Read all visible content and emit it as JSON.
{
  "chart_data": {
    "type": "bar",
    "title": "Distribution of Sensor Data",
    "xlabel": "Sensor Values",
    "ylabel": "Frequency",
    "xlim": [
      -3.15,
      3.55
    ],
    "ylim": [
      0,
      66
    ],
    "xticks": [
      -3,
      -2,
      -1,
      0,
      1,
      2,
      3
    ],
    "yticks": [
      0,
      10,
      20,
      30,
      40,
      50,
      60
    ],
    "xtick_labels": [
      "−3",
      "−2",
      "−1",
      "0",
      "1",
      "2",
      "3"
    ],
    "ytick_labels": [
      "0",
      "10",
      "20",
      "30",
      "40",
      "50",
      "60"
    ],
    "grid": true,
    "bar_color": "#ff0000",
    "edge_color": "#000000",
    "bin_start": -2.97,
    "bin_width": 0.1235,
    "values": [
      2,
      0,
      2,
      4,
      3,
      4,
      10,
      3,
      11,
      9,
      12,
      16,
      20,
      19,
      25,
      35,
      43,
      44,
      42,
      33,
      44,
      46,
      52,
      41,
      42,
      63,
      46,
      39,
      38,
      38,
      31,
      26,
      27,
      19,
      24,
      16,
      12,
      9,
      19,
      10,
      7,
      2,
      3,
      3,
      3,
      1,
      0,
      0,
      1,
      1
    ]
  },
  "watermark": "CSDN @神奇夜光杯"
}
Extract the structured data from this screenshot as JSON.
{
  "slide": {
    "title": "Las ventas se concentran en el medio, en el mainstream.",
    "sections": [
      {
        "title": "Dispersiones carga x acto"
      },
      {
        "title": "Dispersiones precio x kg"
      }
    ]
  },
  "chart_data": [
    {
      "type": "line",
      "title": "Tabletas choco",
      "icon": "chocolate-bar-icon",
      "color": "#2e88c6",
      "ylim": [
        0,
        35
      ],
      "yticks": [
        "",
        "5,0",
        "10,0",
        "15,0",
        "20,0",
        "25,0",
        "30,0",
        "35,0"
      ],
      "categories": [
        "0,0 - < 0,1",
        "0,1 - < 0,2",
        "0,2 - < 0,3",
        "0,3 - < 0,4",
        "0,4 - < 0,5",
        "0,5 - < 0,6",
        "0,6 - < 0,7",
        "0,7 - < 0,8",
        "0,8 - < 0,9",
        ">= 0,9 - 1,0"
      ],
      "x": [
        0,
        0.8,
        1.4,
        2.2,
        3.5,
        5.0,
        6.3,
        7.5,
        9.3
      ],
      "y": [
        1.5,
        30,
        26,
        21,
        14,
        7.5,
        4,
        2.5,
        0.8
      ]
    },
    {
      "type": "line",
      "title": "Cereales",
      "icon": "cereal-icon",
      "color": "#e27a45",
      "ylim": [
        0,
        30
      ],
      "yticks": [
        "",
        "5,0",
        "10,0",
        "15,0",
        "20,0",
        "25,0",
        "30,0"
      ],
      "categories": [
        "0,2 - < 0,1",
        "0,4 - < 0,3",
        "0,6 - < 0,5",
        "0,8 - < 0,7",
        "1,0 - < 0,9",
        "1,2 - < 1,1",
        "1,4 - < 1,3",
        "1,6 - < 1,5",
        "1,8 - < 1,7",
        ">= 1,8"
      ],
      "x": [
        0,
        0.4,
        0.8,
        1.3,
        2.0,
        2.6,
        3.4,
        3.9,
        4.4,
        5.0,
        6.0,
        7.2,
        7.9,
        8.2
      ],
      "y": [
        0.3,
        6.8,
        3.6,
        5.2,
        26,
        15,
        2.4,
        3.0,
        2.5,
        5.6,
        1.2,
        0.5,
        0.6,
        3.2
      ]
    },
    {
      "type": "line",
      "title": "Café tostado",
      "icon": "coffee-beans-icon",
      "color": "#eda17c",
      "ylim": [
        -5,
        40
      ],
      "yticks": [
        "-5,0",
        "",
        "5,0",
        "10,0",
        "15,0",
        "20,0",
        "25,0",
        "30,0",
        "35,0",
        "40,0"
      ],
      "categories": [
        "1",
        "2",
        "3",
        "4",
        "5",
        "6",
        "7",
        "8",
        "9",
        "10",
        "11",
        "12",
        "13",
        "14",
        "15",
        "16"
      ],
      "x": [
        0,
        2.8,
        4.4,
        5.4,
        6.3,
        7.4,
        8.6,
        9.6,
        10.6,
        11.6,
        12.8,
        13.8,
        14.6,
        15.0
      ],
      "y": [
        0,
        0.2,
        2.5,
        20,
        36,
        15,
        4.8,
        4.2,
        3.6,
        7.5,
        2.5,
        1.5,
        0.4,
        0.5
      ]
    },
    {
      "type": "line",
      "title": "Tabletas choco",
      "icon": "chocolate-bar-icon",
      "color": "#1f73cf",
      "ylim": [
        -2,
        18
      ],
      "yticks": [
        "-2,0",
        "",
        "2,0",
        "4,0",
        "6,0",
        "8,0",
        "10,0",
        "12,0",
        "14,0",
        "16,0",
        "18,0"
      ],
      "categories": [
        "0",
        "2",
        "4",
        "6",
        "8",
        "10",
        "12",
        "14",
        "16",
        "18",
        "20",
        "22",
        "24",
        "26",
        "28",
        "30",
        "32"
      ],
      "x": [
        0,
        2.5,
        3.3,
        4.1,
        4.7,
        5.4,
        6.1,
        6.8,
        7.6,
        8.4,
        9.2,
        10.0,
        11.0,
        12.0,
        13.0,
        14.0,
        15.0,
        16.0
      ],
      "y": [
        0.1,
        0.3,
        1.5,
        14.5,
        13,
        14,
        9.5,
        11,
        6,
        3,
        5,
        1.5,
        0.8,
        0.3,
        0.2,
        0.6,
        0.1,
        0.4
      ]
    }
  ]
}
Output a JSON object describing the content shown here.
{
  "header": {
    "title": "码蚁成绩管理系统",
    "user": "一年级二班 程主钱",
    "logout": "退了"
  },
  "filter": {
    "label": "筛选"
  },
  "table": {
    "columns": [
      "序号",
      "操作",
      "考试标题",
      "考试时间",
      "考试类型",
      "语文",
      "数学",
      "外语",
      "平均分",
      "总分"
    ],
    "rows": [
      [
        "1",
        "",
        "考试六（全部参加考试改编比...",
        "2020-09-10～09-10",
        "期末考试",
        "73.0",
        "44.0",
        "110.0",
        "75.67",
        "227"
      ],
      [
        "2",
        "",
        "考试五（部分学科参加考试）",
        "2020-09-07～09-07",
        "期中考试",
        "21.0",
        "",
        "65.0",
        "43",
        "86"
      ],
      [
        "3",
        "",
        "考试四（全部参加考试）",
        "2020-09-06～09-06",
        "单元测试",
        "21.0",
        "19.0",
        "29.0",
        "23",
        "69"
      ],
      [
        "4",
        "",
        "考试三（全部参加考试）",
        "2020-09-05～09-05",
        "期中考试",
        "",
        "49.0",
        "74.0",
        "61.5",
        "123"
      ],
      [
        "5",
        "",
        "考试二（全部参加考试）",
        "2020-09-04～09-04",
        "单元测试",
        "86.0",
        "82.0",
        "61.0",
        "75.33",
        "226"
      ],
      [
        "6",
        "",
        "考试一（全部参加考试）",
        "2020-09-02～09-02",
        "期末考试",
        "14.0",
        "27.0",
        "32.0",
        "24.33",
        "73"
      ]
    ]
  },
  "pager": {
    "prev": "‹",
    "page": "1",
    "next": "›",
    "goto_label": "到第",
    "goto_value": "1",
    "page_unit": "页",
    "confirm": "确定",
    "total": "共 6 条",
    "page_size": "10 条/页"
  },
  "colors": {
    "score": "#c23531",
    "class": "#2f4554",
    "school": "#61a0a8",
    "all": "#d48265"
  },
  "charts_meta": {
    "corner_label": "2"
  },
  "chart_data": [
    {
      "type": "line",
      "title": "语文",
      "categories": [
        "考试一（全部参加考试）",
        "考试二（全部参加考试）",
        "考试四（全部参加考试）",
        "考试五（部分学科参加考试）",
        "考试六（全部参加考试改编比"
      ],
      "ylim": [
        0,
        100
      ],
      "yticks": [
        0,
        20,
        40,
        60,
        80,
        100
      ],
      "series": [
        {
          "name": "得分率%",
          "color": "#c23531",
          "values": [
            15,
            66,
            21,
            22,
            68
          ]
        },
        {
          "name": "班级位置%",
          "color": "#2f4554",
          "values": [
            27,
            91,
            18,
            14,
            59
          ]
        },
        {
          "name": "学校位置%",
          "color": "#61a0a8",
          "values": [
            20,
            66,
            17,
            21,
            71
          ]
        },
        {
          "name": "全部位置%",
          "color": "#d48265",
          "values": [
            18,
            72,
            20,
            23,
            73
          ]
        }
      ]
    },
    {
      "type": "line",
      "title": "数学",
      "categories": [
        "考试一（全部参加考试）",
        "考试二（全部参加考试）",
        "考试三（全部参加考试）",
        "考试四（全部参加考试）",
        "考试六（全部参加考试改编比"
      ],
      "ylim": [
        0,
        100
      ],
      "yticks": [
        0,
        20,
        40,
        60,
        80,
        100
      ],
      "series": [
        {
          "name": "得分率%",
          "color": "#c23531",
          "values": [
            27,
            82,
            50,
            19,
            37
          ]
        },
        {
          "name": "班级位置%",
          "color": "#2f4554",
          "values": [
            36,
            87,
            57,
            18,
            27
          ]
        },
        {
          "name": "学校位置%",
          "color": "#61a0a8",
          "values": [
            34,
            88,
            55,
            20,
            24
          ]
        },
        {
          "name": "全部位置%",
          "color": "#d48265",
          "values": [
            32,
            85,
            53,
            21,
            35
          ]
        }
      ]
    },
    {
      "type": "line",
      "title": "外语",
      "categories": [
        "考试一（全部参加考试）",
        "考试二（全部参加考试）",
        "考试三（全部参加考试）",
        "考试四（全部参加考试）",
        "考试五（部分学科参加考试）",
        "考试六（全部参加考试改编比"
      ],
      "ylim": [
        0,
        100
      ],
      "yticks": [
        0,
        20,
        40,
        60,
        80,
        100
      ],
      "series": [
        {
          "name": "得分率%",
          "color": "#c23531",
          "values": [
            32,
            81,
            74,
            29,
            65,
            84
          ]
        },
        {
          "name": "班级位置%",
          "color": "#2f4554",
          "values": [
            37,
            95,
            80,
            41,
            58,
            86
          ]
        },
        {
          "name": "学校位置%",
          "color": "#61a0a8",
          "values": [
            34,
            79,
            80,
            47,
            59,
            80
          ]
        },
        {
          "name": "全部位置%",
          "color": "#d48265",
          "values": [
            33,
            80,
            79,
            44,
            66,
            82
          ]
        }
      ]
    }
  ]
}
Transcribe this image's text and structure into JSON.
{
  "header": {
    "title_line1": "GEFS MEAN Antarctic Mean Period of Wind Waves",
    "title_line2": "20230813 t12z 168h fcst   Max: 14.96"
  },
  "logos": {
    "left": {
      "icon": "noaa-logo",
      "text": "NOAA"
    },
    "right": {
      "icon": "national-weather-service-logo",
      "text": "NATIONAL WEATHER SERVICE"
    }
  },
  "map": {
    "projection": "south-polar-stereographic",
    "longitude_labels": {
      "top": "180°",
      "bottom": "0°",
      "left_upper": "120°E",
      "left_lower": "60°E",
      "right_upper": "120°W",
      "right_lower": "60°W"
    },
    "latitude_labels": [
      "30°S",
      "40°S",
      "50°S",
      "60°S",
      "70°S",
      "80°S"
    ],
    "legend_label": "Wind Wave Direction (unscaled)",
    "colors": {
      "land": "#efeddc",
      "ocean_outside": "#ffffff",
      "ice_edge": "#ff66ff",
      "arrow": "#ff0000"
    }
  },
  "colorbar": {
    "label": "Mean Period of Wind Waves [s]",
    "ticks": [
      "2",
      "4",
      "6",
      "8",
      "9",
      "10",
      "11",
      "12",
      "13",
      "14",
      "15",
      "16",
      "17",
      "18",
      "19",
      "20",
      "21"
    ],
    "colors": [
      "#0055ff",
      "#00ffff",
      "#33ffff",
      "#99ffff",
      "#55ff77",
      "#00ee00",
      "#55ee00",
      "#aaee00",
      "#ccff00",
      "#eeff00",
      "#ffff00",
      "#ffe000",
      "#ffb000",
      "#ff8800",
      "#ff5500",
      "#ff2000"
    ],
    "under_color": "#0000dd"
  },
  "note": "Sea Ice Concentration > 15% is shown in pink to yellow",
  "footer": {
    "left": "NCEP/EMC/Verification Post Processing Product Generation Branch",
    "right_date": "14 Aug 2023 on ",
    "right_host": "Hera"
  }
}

### Short task
Select and copy every line from the records that includes the word "Sensor".

### Result for this task
    "title": "Distribution of Sensor Data",
    "xlabel": "Sensor Values",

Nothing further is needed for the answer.